Transcribe the records in full, keeping every character as it is.
'''
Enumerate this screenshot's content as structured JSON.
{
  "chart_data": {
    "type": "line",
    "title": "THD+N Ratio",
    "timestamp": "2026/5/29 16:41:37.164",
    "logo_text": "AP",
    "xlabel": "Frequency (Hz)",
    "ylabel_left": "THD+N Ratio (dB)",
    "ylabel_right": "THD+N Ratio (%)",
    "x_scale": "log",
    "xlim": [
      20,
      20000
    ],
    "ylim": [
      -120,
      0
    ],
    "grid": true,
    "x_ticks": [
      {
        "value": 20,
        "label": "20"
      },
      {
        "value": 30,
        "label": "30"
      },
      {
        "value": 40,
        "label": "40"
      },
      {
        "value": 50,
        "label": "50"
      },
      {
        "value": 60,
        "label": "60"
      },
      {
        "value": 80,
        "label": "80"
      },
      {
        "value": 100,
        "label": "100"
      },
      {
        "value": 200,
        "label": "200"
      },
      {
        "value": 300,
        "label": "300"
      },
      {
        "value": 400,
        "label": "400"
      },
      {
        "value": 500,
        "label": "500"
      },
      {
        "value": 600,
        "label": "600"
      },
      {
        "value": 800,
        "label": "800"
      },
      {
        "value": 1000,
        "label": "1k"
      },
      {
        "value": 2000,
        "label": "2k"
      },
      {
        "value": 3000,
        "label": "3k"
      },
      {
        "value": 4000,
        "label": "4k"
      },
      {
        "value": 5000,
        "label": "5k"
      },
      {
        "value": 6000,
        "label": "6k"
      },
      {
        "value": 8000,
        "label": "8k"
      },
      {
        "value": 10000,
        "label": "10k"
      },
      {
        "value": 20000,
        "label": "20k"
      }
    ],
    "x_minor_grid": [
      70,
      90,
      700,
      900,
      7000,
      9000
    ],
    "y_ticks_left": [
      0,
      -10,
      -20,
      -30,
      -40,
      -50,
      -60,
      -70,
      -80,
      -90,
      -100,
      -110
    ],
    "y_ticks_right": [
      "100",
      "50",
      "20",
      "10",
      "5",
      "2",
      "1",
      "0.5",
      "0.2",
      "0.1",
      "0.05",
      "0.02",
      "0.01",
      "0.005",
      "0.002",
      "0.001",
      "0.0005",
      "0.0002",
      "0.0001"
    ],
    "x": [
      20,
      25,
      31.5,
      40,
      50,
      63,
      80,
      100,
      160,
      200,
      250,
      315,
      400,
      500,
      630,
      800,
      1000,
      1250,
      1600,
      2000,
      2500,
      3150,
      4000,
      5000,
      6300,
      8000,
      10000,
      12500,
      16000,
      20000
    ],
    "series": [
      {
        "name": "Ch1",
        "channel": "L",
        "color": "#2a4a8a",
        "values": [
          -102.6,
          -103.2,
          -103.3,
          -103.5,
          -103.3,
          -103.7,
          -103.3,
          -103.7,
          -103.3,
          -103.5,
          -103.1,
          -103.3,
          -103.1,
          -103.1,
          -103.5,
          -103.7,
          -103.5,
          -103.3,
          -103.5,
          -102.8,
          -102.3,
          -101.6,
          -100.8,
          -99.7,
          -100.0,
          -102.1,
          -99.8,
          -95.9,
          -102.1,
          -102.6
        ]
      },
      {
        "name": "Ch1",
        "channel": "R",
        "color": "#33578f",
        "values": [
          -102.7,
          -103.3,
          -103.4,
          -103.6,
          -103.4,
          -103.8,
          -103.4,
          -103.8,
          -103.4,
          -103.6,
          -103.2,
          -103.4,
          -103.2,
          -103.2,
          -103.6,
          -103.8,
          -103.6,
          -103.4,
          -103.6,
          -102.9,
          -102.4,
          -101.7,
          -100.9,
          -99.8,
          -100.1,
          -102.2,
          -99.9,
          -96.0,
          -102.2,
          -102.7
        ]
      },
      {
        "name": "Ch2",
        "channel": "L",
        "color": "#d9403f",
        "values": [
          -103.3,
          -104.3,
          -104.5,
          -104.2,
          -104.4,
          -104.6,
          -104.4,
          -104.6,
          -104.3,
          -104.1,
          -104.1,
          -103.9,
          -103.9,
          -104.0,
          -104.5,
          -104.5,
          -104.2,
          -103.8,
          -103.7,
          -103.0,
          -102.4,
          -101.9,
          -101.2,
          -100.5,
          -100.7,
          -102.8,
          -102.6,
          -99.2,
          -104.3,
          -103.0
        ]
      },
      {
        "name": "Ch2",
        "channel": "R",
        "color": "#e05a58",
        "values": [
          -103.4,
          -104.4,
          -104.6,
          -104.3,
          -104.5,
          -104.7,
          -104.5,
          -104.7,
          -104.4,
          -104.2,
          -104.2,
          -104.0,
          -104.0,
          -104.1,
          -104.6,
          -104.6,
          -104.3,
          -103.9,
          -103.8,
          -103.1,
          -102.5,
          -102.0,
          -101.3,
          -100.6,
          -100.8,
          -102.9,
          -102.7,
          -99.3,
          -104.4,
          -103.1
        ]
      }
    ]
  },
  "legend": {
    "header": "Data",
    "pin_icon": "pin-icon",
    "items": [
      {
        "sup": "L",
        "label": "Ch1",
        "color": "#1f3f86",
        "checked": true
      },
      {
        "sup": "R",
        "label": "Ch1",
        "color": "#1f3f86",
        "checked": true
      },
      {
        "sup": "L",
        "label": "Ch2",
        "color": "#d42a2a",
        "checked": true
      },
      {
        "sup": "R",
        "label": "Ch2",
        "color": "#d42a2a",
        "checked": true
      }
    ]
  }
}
'''
Exercise response
Enumerate this screenshot's content as structured JSON.
{
  "chart_data": {
    "type": "line",
    "title": "THD+N Ratio",
    "timestamp": "2026/5/29 16:41:37.164",
    "logo_text": "AP",
    "xlabel": "Frequency (Hz)",
    "ylabel_left": "THD+N Ratio (dB)",
    "ylabel_right": "THD+N Ratio (%)",
    "x_scale": "log",
    "xlim": [
      20,
      20000
    ],
    "ylim": [
      -120,
      0
    ],
    "grid": true,
    "x_ticks": [
      {
        "value": 20,
        "label": "20"
      },
      {
        "value": 30,
        "label": "30"
      },
      {
        "value": 40,
        "label": "40"
      },
      {
        "value": 50,
        "label": "50"
      },
      {
        "value": 60,
        "label": "60"
      },
      {
        "value": 80,
        "label": "80"
      },
      {
        "value": 100,
        "label": "100"
      },
      {
        "value": 200,
        "label": "200"
      },
      {
        "value": 300,
        "label": "300"
      },
      {
        "value": 400,
        "label": "400"
      },
      {
        "value": 500,
        "label": "500"
      },
      {
        "value": 600,
        "label": "600"
      },
      {
        "value": 800,
        "label": "800"
      },
      {
        "value": 1000,
        "label": "1k"
      },
      {
        "value": 2000,
        "label": "2k"
      },
      {
        "value": 3000,
        "label": "3k"
      },
      {
        "value": 4000,
        "label": "4k"
      },
      {
        "value": 5000,
        "label": "5k"
      },
      {
        "value": 6000,
        "label": "6k"
      },
      {
        "value": 8000,
        "label": "8k"
      },
      {
        "value": 10000,
        "label": "10k"
      },
      {
        "value": 20000,
        "label": "20k"
      }
    ],
    "x_minor_grid": [
      70,
      90,
      700,
      900,
      7000,
      9000
    ],
    "y_ticks_left": [
      0,
      -10,
      -20,
      -30,
      -40,
      -50,
      -60,
      -70,
      -80,
      -90,
      -100,
      -110
    ],
    "y_ticks_right": [
      "100",
      "50",
      "20",
      "10",
      "5",
      "2",
      "1",
      "0.5",
      "0.2",
      "0.1",
      "0.05",
      "0.02",
      "0.01",
      "0.005",
      "0.002",
      "0.001",
      "0.0005",
      "0.0002",
      "0.0001"
    ],
    "x": [
      20,
      25,
      31.5,
      40,
      50,
      63,
      80,
      100,
      160,
      200,
      250,
      315,
      400,
      500,
      630,
      800,
      1000,
      1250,
      1600,
      2000,
      2500,
      3150,
      4000,
      5000,
      6300,
      8000,
      10000,
      12500,
      16000,
      20000
    ],
    "series": [
      {
        "name": "Ch1",
        "channel": "L",
        "color": "#2a4a8a",
        "values": [
          -102.6,
          -103.2,
          -103.3,
          -103.5,
          -103.3,
          -103.7,
          -103.3,
          -103.7,
          -103.3,
          -103.5,
          -103.1,
          -103.3,
          -103.1,
          -103.1,
          -103.5,
          -103.7,
          -103.5,
          -103.3,
          -103.5,
          -102.8,
          -102.3,
          -101.6,
          -100.8,
          -99.7,
          -100.0,
          -102.1,
          -99.8,
          -95.9,
          -102.1,
          -102.6
        ]
      },
      {
        "name": "Ch1",
        "channel": "R",
        "color": "#33578f",
        "values": [
          -102.7,
          -103.3,
          -103.4,
          -103.6,
          -103.4,
          -103.8,
          -103.4,
          -103.8,
          -103.4,
          -103.6,
          -103.2,
          -103.4,
          -103.2,
          -103.2,
          -103.6,
          -103.8,
          -103.6,
          -103.4,
          -103.6,
          -102.9,
          -102.4,
          -101.7,
          -100.9,
          -99.8,
          -100.1,
          -102.2,
          -99.9,
          -96.0,
          -102.2,
          -102.7
        ]
      },
      {
        "name": "Ch2",
        "channel": "L",
        "color": "#d9403f",
        "values": [
          -103.3,
          -104.3,
          -104.5,
          -104.2,
          -104.4,
          -104.6,
          -104.4,
          -104.6,
          -104.3,
          -104.1,
          -104.1,
          -103.9,
          -103.9,
          -104.0,
          -104.5,
          -104.5,
          -104.2,
          -103.8,
          -103.7,
          -103.0,
          -102.4,
          -101.9,
          -101.2,
          -100.5,
          -100.7,
          -102.8,
          -102.6,
          -99.2,
          -104.3,
          -103.0
        ]
      },
      {
        "name": "Ch2",
        "channel": "R",
        "color": "#e05a58",
        "values": [
          -103.4,
          -104.4,
          -104.6,
          -104.3,
          -104.5,
          -104.7,
          -104.5,
          -104.7,
          -104.4,
          -104.2,
          -104.2,
          -104.0,
          -104.0,
          -104.1,
          -104.6,
          -104.6,
          -104.3,
          -103.9,
          -103.8,
          -103.1,
          -102.5,
          -102.0,
          -101.3,
          -100.6,
          -100.8,
          -102.9,
          -102.7,
          -99.3,
          -104.4,
          -103.1
        ]
      }
    ]
  },
  "legend": {
    "header": "Data",
    "pin_icon": "pin-icon",
    "items": [
      {
        "sup": "L",
        "label": "Ch1",
        "color": "#1f3f86",
        "checked": true
      },
      {
        "sup": "R",
        "label": "Ch1",
        "color": "#1f3f86",
        "checked": true
      },
      {
        "sup": "L",
        "label": "Ch2",
        "color": "#d42a2a",
        "checked": true
      },
      {
        "sup": "R",
        "label": "Ch2",
        "color": "#d42a2a",
        "checked": true
      }
    ]
  }
}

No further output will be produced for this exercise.